Il y a des liens, c’est même énormément utilisé. Seulement, ton lien doit occuper toute une ligne.

Oui mais voilà, imagine un article Wikipédia qui est majoritairement du texte avec un tel système ce serait infaisable.

Gemini permet de transférer tout type de média MIME, seulement les contenus ne seront pas fetch automatiquement car on veut garder une requete = une réponse. Tu peux, au milieu de ton texte, mettre un lien vers ton image d’illustration avec un texte qui la décrit. Quand l’utilisateur cliquera dessus il verra ton illustration

Pour moi cela ne change pas grand chose, avoir le texte et l’image ensemble c’est souvent important dans ce contexte. Parfois ne serait-ce pour aérer un peu le texte.

Niveau expérience utilisateur ce n’est pas terrible.

mais si on mets tout bout à bout, on obtient le web à nouveau.

Bien sûr, mais est-ce que le compromis actuel est vraiment bon ? Je n’ai pas l’impression car même pour son cas d’usage nominal à savoir afficher du texte voire un peu d’images il est perfectible.

+0 -0

Bonjour,

Je suis dernièrement tombé sur plusieurs articles parlant de gemini, et mon constat va globalement dans votre sens: ça part d’une bonne intention, mais c’est beaucoup trop simpliste pour que ça décolle plus que ça en-dehors de quelques illuminés.

Je pense qu’ils auraient au moins dû partir sur markdown. IL supporte les liens inline, le gras/italique, les illustrations, et si on y ajoute quelques extensions, les tableaux et les maths. IL y a de quoi faire, déjà beaucoup plus qu’avec leur langage très minimaliste.

Ne pas permettre des choses aussi essentielles et basiques que le gras/italique a des efffets pervers. Il n’y a qu’à voir le résultat sur LinkedIn, où on n’a rien trouvé de mieux que de détourner des caractères unicode pour en avoir quand même parce qu’on en veut absolument à n’importe quel prix. C’est une catastrophe pour l’accessibilité, et pas seulement. Si gemini devient assez populaire, quelqu’un finira forcément par contourner les limitations avec ce genre d’astuces destructrices.

### QUESTIONS DE LECTURE
A) Pour chaque affirmation, dites si elle concorde avec l’extrait choisi : répondez par oui ou par non et citez mot pour mot les mots décisifs de l’extrait. (i) Sous Gemini, un lien doit occuper toute une ligne. (ii) Sous Gemini, les contenus transférés sont récupérés automatiquement. (iii) Un intervenant estime que Gemini aurait dû partir sur markdown.
B) D’après l’extrait choisi, sur quelle plateforme détourne-t-on des caractères Unicode pour obtenir du gras ou de l’italique ?

### ENREGISTREMENTS FOURNIS
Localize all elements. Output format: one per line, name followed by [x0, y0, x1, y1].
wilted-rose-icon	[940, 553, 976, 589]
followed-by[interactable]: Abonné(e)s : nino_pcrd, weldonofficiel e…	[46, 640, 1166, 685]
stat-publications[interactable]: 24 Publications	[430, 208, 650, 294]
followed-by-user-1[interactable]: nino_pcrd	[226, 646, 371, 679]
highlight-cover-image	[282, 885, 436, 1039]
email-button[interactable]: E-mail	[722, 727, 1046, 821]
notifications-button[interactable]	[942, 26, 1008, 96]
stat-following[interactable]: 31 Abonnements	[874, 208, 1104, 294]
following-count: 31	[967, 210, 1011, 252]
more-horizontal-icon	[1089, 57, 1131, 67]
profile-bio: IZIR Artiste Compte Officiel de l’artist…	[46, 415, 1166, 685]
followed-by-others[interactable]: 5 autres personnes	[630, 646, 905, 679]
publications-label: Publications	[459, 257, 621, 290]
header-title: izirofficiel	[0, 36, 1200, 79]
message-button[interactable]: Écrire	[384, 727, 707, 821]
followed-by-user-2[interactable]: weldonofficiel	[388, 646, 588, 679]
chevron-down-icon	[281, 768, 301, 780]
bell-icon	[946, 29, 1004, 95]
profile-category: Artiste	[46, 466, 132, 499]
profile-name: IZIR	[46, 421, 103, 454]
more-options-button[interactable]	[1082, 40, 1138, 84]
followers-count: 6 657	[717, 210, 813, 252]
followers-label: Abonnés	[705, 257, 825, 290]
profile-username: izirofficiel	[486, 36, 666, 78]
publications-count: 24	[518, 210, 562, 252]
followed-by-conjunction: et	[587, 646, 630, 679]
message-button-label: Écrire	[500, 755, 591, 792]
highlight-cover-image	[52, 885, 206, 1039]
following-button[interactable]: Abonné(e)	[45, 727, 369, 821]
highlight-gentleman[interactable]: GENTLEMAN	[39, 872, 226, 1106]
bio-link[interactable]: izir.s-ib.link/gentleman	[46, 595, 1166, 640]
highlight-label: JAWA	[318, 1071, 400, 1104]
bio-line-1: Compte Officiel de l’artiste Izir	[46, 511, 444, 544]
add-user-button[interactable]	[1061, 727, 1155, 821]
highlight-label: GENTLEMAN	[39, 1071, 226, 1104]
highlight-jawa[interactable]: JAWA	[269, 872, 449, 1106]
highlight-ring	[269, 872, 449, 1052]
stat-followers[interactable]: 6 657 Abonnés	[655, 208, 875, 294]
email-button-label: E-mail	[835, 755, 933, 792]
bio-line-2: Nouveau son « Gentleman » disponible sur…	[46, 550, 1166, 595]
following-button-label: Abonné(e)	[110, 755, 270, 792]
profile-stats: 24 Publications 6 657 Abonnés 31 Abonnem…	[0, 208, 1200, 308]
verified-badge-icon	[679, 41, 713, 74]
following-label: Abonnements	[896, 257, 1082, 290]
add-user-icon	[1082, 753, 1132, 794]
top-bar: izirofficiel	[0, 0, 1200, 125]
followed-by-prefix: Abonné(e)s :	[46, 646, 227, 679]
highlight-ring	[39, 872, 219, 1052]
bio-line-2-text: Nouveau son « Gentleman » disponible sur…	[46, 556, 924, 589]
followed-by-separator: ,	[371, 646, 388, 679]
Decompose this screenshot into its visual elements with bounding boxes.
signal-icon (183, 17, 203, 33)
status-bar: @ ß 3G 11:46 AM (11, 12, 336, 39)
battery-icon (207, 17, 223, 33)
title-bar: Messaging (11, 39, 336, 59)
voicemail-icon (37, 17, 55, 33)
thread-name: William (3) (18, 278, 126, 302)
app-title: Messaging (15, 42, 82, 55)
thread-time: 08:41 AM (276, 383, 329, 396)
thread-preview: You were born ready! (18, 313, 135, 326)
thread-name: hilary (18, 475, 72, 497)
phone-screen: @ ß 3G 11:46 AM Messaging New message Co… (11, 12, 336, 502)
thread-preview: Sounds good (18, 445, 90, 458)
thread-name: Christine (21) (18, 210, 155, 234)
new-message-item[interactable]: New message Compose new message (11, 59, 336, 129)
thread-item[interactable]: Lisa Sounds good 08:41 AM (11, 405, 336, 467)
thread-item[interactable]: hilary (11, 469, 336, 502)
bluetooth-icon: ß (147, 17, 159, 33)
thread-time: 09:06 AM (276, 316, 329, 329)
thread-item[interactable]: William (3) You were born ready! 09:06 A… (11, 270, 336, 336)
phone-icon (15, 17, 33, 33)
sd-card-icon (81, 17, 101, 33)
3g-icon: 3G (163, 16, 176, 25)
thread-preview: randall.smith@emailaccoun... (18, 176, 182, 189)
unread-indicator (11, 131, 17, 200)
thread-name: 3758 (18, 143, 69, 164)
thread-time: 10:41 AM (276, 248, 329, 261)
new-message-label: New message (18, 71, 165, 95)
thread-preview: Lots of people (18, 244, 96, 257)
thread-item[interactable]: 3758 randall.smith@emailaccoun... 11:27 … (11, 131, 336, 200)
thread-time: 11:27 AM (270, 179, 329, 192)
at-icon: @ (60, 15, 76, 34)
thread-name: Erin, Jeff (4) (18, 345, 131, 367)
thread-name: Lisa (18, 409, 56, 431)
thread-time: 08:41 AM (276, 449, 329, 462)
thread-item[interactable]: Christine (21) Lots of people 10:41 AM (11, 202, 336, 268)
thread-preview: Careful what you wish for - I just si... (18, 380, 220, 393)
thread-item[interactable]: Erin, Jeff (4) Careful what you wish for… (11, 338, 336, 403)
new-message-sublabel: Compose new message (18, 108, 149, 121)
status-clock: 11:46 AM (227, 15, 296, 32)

### RÉPONSES PAR QUESTION
A)
(i) Oui : « ton lien doit occuper toute une ligne ».
(ii) Non : « les contenus ne seront pas fetch automatiquement ».
(iii) Oui : « Je pense qu’ils auraient au moins dû partir sur markdown. »

B) Sur LinkedIn.